EXTRACTED DATA =

>> Start

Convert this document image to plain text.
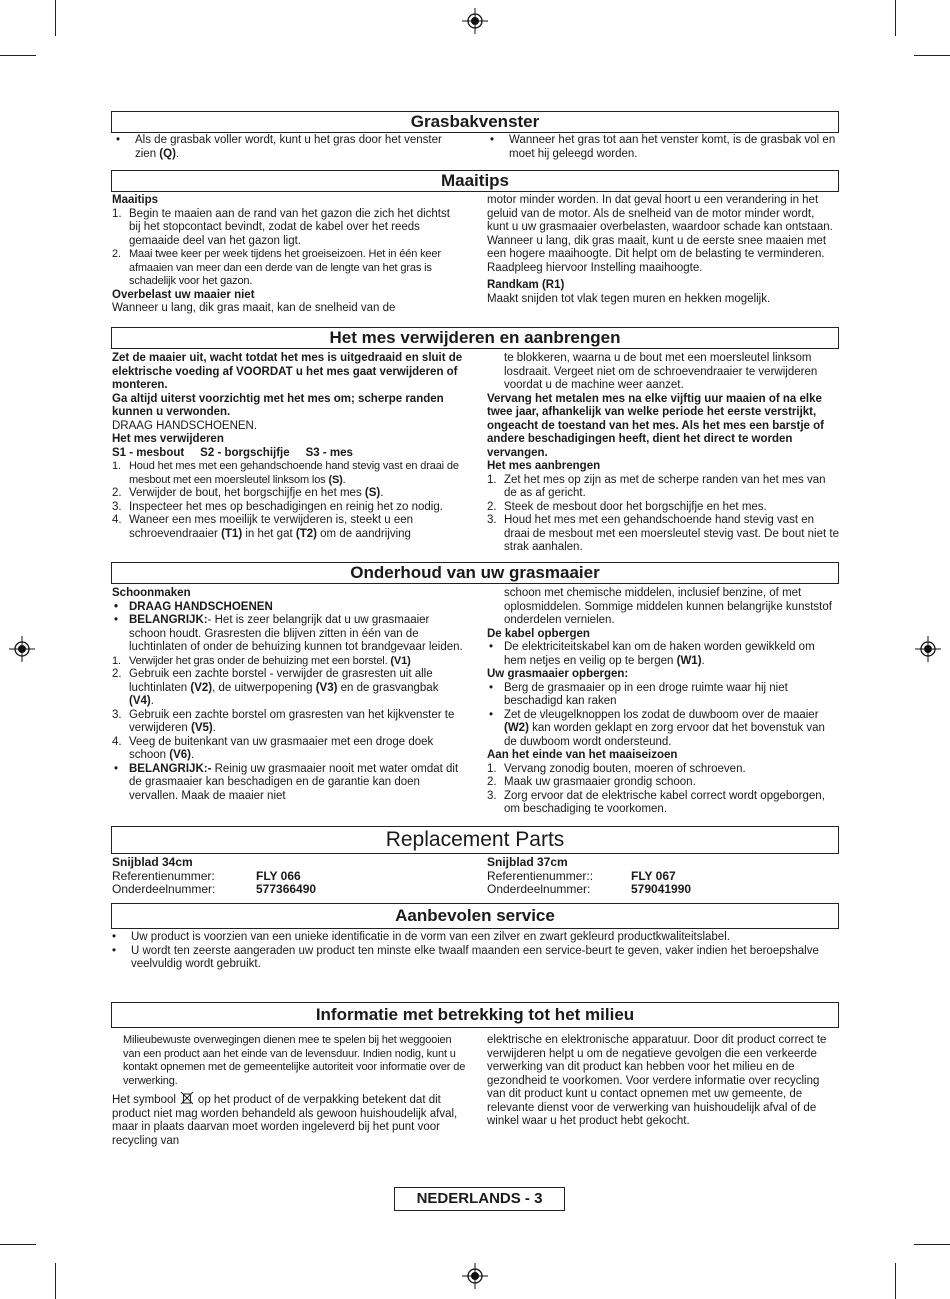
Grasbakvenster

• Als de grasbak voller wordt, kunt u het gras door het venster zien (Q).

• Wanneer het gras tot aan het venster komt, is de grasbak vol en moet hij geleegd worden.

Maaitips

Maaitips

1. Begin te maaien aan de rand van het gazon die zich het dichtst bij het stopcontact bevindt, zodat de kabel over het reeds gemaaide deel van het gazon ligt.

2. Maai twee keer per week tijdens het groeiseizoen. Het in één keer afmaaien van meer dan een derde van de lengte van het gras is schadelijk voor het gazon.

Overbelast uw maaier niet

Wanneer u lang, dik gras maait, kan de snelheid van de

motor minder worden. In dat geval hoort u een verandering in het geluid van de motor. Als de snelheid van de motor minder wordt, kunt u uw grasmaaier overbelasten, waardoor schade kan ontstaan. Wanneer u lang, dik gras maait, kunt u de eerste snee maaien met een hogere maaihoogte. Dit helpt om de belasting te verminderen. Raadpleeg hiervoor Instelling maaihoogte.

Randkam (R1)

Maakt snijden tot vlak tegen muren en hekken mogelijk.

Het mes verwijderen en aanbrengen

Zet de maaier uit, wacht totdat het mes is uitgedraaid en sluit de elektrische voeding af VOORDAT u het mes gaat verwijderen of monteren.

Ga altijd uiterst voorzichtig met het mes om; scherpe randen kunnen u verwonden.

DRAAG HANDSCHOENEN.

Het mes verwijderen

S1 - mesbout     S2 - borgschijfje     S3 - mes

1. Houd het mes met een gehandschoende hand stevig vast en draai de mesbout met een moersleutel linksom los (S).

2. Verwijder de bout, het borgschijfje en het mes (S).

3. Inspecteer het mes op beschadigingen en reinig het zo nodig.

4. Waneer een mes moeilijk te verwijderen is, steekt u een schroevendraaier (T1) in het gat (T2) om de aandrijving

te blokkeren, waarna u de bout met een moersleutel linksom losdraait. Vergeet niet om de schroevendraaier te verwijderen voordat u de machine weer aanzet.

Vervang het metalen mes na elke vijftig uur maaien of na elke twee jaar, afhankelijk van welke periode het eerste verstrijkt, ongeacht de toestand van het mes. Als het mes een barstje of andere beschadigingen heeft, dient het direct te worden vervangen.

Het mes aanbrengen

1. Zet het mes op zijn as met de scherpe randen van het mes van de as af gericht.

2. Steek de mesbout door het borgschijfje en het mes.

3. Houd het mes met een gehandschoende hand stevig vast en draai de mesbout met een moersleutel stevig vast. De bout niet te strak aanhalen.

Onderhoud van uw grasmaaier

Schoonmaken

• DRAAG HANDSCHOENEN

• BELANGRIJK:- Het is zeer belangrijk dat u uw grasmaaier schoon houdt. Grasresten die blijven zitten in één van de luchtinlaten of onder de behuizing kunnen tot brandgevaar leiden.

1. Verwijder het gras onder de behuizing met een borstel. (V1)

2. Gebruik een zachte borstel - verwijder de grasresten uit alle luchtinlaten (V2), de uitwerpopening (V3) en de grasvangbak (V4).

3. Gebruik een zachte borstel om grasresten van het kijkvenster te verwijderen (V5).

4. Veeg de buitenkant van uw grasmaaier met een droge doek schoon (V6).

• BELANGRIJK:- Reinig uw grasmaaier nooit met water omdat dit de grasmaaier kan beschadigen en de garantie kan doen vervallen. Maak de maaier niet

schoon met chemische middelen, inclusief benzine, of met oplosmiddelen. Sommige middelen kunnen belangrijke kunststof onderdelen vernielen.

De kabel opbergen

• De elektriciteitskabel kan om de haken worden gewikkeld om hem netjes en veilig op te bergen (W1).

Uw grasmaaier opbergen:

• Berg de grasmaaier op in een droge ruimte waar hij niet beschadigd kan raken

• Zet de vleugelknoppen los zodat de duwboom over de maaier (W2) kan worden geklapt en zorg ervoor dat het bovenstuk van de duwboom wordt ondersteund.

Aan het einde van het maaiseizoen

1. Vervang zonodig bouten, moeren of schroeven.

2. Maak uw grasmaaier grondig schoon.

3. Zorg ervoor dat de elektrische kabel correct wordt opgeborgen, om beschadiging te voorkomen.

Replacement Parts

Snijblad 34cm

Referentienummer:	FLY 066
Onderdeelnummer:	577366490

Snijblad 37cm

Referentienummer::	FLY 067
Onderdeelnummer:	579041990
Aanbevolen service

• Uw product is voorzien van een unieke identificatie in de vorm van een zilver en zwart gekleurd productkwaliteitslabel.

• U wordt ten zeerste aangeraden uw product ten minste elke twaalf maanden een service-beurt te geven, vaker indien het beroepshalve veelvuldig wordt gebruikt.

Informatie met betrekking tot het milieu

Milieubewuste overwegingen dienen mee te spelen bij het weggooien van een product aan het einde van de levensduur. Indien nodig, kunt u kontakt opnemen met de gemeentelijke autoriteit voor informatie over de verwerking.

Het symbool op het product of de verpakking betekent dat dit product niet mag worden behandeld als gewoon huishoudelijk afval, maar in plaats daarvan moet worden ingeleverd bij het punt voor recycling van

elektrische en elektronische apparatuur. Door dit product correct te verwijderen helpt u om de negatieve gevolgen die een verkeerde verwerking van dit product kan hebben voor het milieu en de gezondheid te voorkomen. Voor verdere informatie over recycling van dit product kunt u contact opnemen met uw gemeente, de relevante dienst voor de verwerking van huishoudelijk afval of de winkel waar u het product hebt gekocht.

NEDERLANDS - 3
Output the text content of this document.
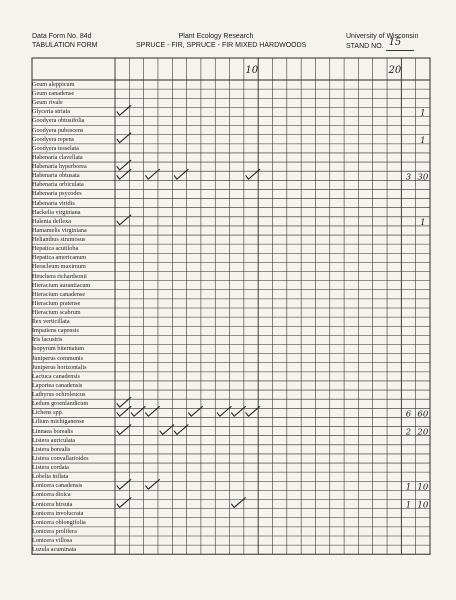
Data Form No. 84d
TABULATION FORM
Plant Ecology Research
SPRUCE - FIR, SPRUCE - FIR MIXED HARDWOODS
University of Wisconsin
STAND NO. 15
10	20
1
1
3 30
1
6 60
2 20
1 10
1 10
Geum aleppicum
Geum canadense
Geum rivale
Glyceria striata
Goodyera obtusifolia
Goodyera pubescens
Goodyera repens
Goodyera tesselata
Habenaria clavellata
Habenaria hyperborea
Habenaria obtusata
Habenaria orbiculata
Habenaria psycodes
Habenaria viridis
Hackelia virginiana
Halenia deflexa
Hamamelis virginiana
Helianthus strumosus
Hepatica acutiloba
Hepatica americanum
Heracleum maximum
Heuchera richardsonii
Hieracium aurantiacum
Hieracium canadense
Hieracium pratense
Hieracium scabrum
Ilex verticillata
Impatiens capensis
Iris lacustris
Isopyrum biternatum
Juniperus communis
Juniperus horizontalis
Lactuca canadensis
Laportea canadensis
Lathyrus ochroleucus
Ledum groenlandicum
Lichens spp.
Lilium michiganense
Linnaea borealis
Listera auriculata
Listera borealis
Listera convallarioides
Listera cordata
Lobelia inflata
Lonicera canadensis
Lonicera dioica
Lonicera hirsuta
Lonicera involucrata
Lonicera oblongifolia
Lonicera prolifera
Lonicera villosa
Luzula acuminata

>> End
>> Start

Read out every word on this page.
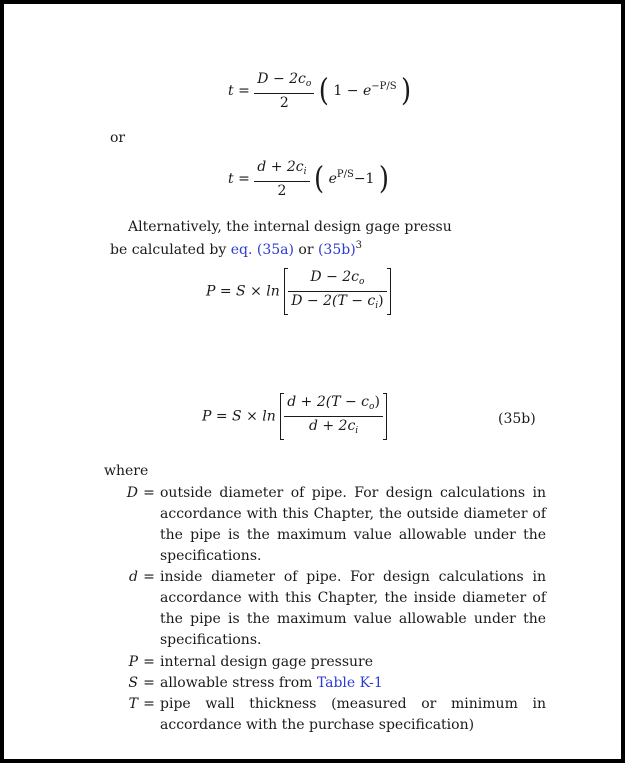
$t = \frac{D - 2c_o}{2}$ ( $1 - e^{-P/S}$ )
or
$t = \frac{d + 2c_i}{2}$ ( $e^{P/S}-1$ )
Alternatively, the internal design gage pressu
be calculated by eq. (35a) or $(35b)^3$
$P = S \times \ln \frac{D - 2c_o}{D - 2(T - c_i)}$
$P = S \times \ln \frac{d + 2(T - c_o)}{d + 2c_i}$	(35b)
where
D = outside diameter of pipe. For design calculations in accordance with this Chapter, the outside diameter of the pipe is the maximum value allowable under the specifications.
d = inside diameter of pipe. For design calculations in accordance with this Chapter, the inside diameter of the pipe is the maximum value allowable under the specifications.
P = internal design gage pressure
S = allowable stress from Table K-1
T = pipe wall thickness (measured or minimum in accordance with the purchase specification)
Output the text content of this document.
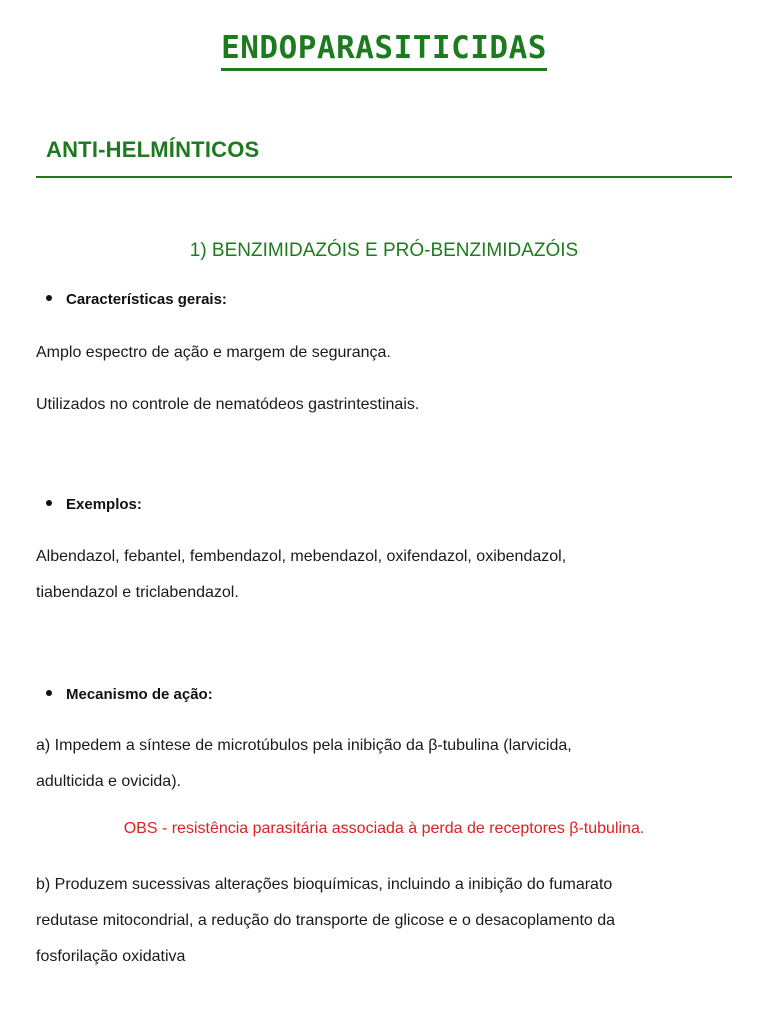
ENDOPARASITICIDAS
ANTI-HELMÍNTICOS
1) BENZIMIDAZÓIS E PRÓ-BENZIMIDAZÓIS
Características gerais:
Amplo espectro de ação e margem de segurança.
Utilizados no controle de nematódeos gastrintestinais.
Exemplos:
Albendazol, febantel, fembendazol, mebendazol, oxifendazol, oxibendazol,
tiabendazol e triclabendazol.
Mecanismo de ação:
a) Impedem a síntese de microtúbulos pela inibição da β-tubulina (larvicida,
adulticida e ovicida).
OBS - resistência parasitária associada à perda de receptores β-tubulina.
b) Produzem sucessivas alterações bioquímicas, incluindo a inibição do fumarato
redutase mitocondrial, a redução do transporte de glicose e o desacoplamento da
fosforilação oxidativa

>> End
>> Start

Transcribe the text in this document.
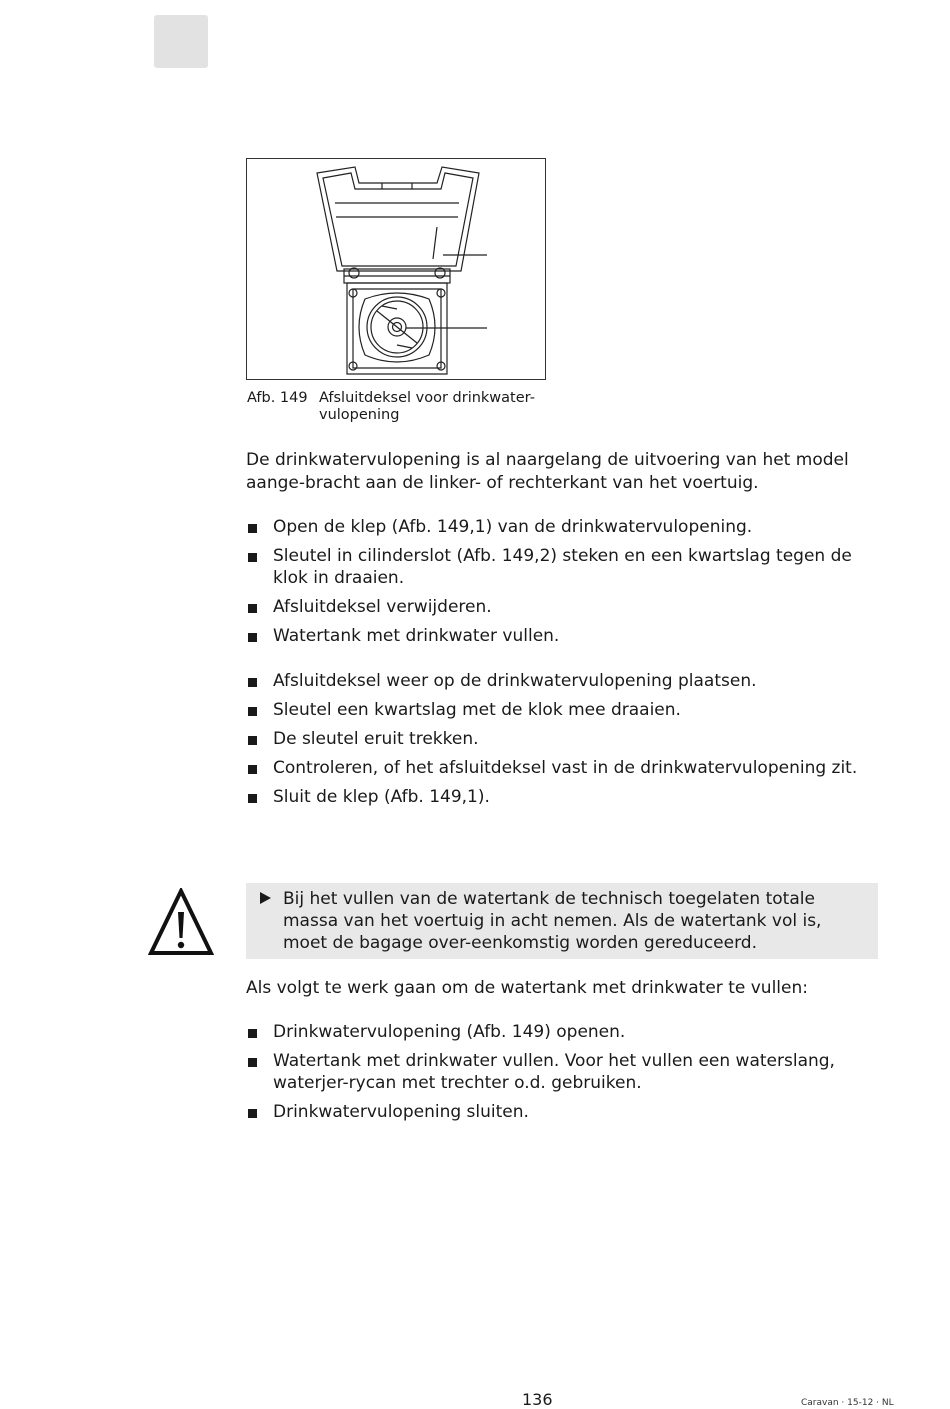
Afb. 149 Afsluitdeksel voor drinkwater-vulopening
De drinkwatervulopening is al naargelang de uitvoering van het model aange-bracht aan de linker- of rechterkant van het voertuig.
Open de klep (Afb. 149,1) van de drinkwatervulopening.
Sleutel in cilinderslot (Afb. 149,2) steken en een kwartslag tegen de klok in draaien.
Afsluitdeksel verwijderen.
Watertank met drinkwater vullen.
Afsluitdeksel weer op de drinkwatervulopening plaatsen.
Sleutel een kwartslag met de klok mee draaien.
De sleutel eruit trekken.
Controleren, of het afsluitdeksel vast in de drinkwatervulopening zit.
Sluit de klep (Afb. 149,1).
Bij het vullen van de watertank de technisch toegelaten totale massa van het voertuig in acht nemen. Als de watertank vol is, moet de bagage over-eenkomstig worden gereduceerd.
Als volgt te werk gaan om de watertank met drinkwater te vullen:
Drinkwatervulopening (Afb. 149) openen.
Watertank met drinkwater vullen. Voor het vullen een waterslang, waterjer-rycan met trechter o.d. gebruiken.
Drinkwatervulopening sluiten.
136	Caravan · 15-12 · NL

>> End

PROBLEM TO WORK ON = Select all lines in the listing above where the word "klep" appears, and show them.

SOLUTION =
Open de klep (Afb. 149,1) van de drinkwatervulopening.
Sluit de klep (Afb. 149,1).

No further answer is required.